* [What the task asks] Transcribe all of the material exactly. Any picture in it should be left out.

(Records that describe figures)
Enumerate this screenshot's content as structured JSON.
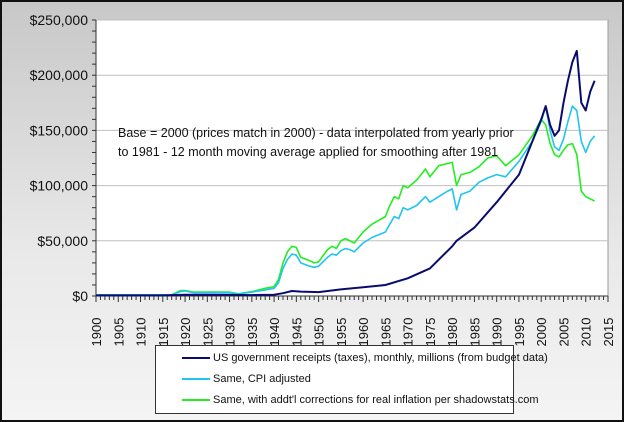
{
  "chart_data": {
    "type": "line",
    "title": "",
    "xlabel": "",
    "ylabel": "",
    "xlim": [
      1900,
      2015
    ],
    "ylim": [
      0,
      250000
    ],
    "grid": true,
    "legend_position": "bottom",
    "y_ticks": [
      "$0",
      "$50,000",
      "$100,000",
      "$150,000",
      "$200,000",
      "$250,000"
    ],
    "y_tick_values": [
      0,
      50000,
      100000,
      150000,
      200000,
      250000
    ],
    "x_ticks": [
      "1900",
      "1905",
      "1910",
      "1915",
      "1920",
      "1925",
      "1930",
      "1935",
      "1940",
      "1945",
      "1950",
      "1955",
      "1960",
      "1965",
      "1970",
      "1975",
      "1980",
      "1985",
      "1990",
      "1995",
      "2000",
      "2005",
      "2010",
      "2015"
    ],
    "annotation": [
      "Base = 2000 (prices match in 2000) - data interpolated from yearly prior",
      "to 1981 - 12 month moving average applied for smoothing after 1981"
    ],
    "series": [
      {
        "name": "US government receipts (taxes), monthly, millions (from budget data)",
        "color": "#0b0b6e",
        "x": [
          1900,
          1915,
          1917,
          1920,
          1930,
          1935,
          1940,
          1942,
          1944,
          1946,
          1950,
          1955,
          1960,
          1965,
          1970,
          1975,
          1980,
          1981,
          1985,
          1990,
          1995,
          2000,
          2001,
          2002,
          2003,
          2004,
          2005,
          2006,
          2007,
          2008,
          2009,
          2010,
          2011,
          2012
        ],
        "y": [
          500,
          500,
          800,
          1200,
          1000,
          800,
          1200,
          2500,
          4500,
          4000,
          3500,
          6000,
          8000,
          10000,
          16000,
          25000,
          45000,
          50000,
          62000,
          85000,
          110000,
          160000,
          172000,
          155000,
          145000,
          150000,
          175000,
          195000,
          212000,
          222000,
          175000,
          168000,
          185000,
          195000
        ]
      },
      {
        "name": "Same, CPI adjusted",
        "color": "#22c4f0",
        "x": [
          1900,
          1917,
          1919,
          1920,
          1922,
          1930,
          1932,
          1935,
          1938,
          1940,
          1941,
          1942,
          1943,
          1944,
          1945,
          1946,
          1948,
          1949,
          1950,
          1952,
          1953,
          1954,
          1955,
          1956,
          1957,
          1958,
          1960,
          1962,
          1965,
          1966,
          1967,
          1968,
          1969,
          1970,
          1972,
          1974,
          1975,
          1977,
          1979,
          1980,
          1981,
          1982,
          1984,
          1986,
          1988,
          1990,
          1992,
          1995,
          1998,
          2000,
          2001,
          2002,
          2003,
          2004,
          2005,
          2006,
          2007,
          2008,
          2009,
          2010,
          2011,
          2012
        ],
        "y": [
          1000,
          1000,
          4000,
          4500,
          3000,
          3000,
          1800,
          3500,
          5500,
          7000,
          12000,
          25000,
          33000,
          38000,
          37000,
          30000,
          27000,
          26000,
          27000,
          35000,
          38000,
          37000,
          41000,
          43000,
          42000,
          40000,
          48000,
          53000,
          58000,
          65000,
          72000,
          70000,
          80000,
          78000,
          82000,
          90000,
          85000,
          90000,
          95000,
          97000,
          78000,
          92000,
          95000,
          103000,
          107000,
          110000,
          108000,
          122000,
          140000,
          158000,
          172000,
          150000,
          135000,
          132000,
          142000,
          158000,
          172000,
          168000,
          140000,
          130000,
          140000,
          145000
        ]
      },
      {
        "name": "Same, with addt'l corrections for real inflation per shadowstats.com",
        "color": "#22ee22",
        "x": [
          1900,
          1917,
          1919,
          1920,
          1922,
          1930,
          1932,
          1935,
          1938,
          1940,
          1941,
          1942,
          1943,
          1944,
          1945,
          1946,
          1948,
          1949,
          1950,
          1952,
          1953,
          1954,
          1955,
          1956,
          1957,
          1958,
          1960,
          1962,
          1965,
          1966,
          1967,
          1968,
          1969,
          1970,
          1972,
          1974,
          1975,
          1977,
          1979,
          1980,
          1981,
          1982,
          1984,
          1986,
          1988,
          1990,
          1992,
          1995,
          1998,
          2000,
          2001,
          2002,
          2003,
          2004,
          2005,
          2006,
          2007,
          2008,
          2009,
          2010,
          2011,
          2012
        ],
        "y": [
          1000,
          1000,
          5000,
          5000,
          3500,
          3500,
          2000,
          4000,
          7000,
          8500,
          15000,
          30000,
          40000,
          45000,
          44000,
          35000,
          32000,
          30000,
          31000,
          42000,
          45000,
          43000,
          50000,
          52000,
          50000,
          48000,
          58000,
          65000,
          72000,
          82000,
          90000,
          88000,
          100000,
          98000,
          105000,
          115000,
          108000,
          118000,
          120000,
          121000,
          100000,
          110000,
          112000,
          117000,
          125000,
          127000,
          118000,
          128000,
          145000,
          160000,
          155000,
          138000,
          128000,
          126000,
          132000,
          137000,
          138000,
          128000,
          95000,
          90000,
          88000,
          86000
        ]
      }
    ]
  }
}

* [Result of this exercise]
Enumerate this screenshot's content as structured JSON.
{
  "chart_data": {
    "type": "line",
    "title": "",
    "xlabel": "",
    "ylabel": "",
    "xlim": [
      1900,
      2015
    ],
    "ylim": [
      0,
      250000
    ],
    "grid": true,
    "legend_position": "bottom",
    "y_ticks": [
      "$0",
      "$50,000",
      "$100,000",
      "$150,000",
      "$200,000",
      "$250,000"
    ],
    "y_tick_values": [
      0,
      50000,
      100000,
      150000,
      200000,
      250000
    ],
    "x_ticks": [
      "1900",
      "1905",
      "1910",
      "1915",
      "1920",
      "1925",
      "1930",
      "1935",
      "1940",
      "1945",
      "1950",
      "1955",
      "1960",
      "1965",
      "1970",
      "1975",
      "1980",
      "1985",
      "1990",
      "1995",
      "2000",
      "2005",
      "2010",
      "2015"
    ],
    "annotation": [
      "Base = 2000 (prices match in 2000) - data interpolated from yearly prior",
      "to 1981 - 12 month moving average applied for smoothing after 1981"
    ],
    "series": [
      {
        "name": "US government receipts (taxes), monthly, millions (from budget data)",
        "color": "#0b0b6e",
        "x": [
          1900,
          1915,
          1917,
          1920,
          1930,
          1935,
          1940,
          1942,
          1944,
          1946,
          1950,
          1955,
          1960,
          1965,
          1970,
          1975,
          1980,
          1981,
          1985,
          1990,
          1995,
          2000,
          2001,
          2002,
          2003,
          2004,
          2005,
          2006,
          2007,
          2008,
          2009,
          2010,
          2011,
          2012
        ],
        "y": [
          500,
          500,
          800,
          1200,
          1000,
          800,
          1200,
          2500,
          4500,
          4000,
          3500,
          6000,
          8000,
          10000,
          16000,
          25000,
          45000,
          50000,
          62000,
          85000,
          110000,
          160000,
          172000,
          155000,
          145000,
          150000,
          175000,
          195000,
          212000,
          222000,
          175000,
          168000,
          185000,
          195000
        ]
      },
      {
        "name": "Same, CPI adjusted",
        "color": "#22c4f0",
        "x": [
          1900,
          1917,
          1919,
          1920,
          1922,
          1930,
          1932,
          1935,
          1938,
          1940,
          1941,
          1942,
          1943,
          1944,
          1945,
          1946,
          1948,
          1949,
          1950,
          1952,
          1953,
          1954,
          1955,
          1956,
          1957,
          1958,
          1960,
          1962,
          1965,
          1966,
          1967,
          1968,
          1969,
          1970,
          1972,
          1974,
          1975,
          1977,
          1979,
          1980,
          1981,
          1982,
          1984,
          1986,
          1988,
          1990,
          1992,
          1995,
          1998,
          2000,
          2001,
          2002,
          2003,
          2004,
          2005,
          2006,
          2007,
          2008,
          2009,
          2010,
          2011,
          2012
        ],
        "y": [
          1000,
          1000,
          4000,
          4500,
          3000,
          3000,
          1800,
          3500,
          5500,
          7000,
          12000,
          25000,
          33000,
          38000,
          37000,
          30000,
          27000,
          26000,
          27000,
          35000,
          38000,
          37000,
          41000,
          43000,
          42000,
          40000,
          48000,
          53000,
          58000,
          65000,
          72000,
          70000,
          80000,
          78000,
          82000,
          90000,
          85000,
          90000,
          95000,
          97000,
          78000,
          92000,
          95000,
          103000,
          107000,
          110000,
          108000,
          122000,
          140000,
          158000,
          172000,
          150000,
          135000,
          132000,
          142000,
          158000,
          172000,
          168000,
          140000,
          130000,
          140000,
          145000
        ]
      },
      {
        "name": "Same, with addt'l corrections for real inflation per shadowstats.com",
        "color": "#22ee22",
        "x": [
          1900,
          1917,
          1919,
          1920,
          1922,
          1930,
          1932,
          1935,
          1938,
          1940,
          1941,
          1942,
          1943,
          1944,
          1945,
          1946,
          1948,
          1949,
          1950,
          1952,
          1953,
          1954,
          1955,
          1956,
          1957,
          1958,
          1960,
          1962,
          1965,
          1966,
          1967,
          1968,
          1969,
          1970,
          1972,
          1974,
          1975,
          1977,
          1979,
          1980,
          1981,
          1982,
          1984,
          1986,
          1988,
          1990,
          1992,
          1995,
          1998,
          2000,
          2001,
          2002,
          2003,
          2004,
          2005,
          2006,
          2007,
          2008,
          2009,
          2010,
          2011,
          2012
        ],
        "y": [
          1000,
          1000,
          5000,
          5000,
          3500,
          3500,
          2000,
          4000,
          7000,
          8500,
          15000,
          30000,
          40000,
          45000,
          44000,
          35000,
          32000,
          30000,
          31000,
          42000,
          45000,
          43000,
          50000,
          52000,
          50000,
          48000,
          58000,
          65000,
          72000,
          82000,
          90000,
          88000,
          100000,
          98000,
          105000,
          115000,
          108000,
          118000,
          120000,
          121000,
          100000,
          110000,
          112000,
          117000,
          125000,
          127000,
          118000,
          128000,
          145000,
          160000,
          155000,
          138000,
          128000,
          126000,
          132000,
          137000,
          138000,
          128000,
          95000,
          90000,
          88000,
          86000
        ]
      }
    ]
  }
}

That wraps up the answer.